» WORK TO COMPLETE
Look through the material below and give the number of lines holding "Philippines", with no other words.
——————————
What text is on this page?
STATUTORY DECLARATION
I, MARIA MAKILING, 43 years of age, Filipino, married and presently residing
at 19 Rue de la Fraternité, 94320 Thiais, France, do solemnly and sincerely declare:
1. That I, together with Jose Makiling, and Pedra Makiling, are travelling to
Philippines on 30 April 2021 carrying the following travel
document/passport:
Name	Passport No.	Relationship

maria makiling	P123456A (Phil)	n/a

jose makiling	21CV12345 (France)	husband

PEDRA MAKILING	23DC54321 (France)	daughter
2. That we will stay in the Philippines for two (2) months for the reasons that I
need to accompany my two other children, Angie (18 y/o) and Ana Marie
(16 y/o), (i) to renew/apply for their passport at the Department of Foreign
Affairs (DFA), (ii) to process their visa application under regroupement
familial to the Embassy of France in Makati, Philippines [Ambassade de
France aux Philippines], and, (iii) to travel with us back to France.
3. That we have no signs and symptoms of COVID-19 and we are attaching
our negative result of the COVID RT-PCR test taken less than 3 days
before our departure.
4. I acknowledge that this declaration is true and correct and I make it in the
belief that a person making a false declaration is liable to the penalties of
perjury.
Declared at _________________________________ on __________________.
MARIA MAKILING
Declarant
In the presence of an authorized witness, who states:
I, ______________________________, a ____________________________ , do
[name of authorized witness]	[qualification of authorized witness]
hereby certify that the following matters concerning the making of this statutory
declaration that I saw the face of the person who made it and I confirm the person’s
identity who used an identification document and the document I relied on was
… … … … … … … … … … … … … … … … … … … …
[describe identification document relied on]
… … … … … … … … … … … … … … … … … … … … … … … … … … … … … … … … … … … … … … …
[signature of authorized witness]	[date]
——————————
» THE ANSWER
4